# BRIEF
Please copy word for word the part of the items below that opens with the line containing "y-tick-label: 60 [41,134,55,149]" and closes with the line containing "y-axis-title: Lin (Counts) [8,125,25,219]", both of those lines included.

======== DATA SHOWN

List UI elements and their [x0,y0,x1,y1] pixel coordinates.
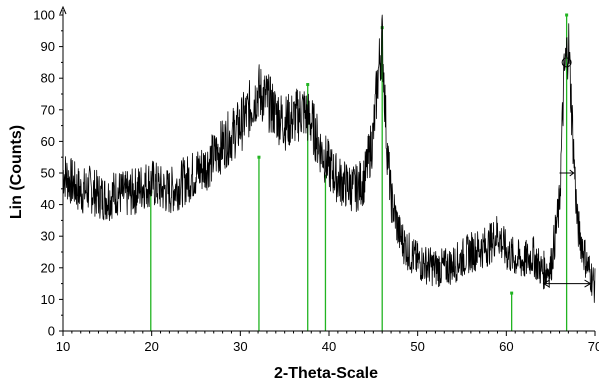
y-tick-label: 60 [41,134,55,149]
data-series-group [62,14,596,303]
x-tick-label: 70 [588,339,599,354]
annotation-group [542,57,592,288]
x-tick-label: 40 [322,339,336,354]
y-tick-label: 20 [41,260,55,275]
data-series-line [62,14,596,303]
y-tick-label: 30 [41,229,55,244]
reference-marker [323,174,327,178]
x-tick-label: 30 [233,339,247,354]
axes-group [59,5,596,336]
y-tick-label: 70 [41,102,55,117]
x-tick-label: 10 [56,339,70,354]
fwhm-marker-arrowhead [569,169,575,177]
peak-circle-marker [561,57,572,68]
y-tick-label: 90 [41,39,55,54]
y-tick-label: 10 [41,292,55,307]
reference-marker [565,13,569,17]
reference-marker [510,291,514,295]
y-tick-label: 0 [48,324,55,339]
reference-marker [257,155,261,159]
x-tick-label: 20 [144,339,158,354]
y-axis-title: Lin (Counts) [8,125,25,219]
x-tick-label: 50 [410,339,424,354]
baseline-arrow-right-head [584,279,592,288]
y-tick-label: 40 [41,197,55,212]
y-axis-arrowhead [59,5,67,15]
y-tick-label: 80 [41,71,55,86]
y-tick-label: 50 [41,166,55,181]
x-tick-label: 60 [499,339,513,354]
baseline-arrow-left-head [542,279,550,288]
y-tick-label: 100 [33,8,55,23]
x-axis-title: 2-Theta-Scale [274,365,378,382]
reference-marker [306,83,310,87]
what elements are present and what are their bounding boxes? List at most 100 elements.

================

# IN RESPONSE
y-tick-label: 60 [41,134,55,149]
data-series-group [62,14,596,303]
x-tick-label: 70 [588,339,599,354]
annotation-group [542,57,592,288]
x-tick-label: 40 [322,339,336,354]
y-tick-label: 20 [41,260,55,275]
data-series-line [62,14,596,303]
y-tick-label: 30 [41,229,55,244]
reference-marker [323,174,327,178]
x-tick-label: 30 [233,339,247,354]
axes-group [59,5,596,336]
y-tick-label: 70 [41,102,55,117]
x-tick-label: 10 [56,339,70,354]
fwhm-marker-arrowhead [569,169,575,177]
peak-circle-marker [561,57,572,68]
y-tick-label: 90 [41,39,55,54]
y-tick-label: 10 [41,292,55,307]
reference-marker [565,13,569,17]
reference-marker [510,291,514,295]
y-tick-label: 0 [48,324,55,339]
reference-marker [257,155,261,159]
x-tick-label: 20 [144,339,158,354]
y-axis-title: Lin (Counts) [8,125,25,219]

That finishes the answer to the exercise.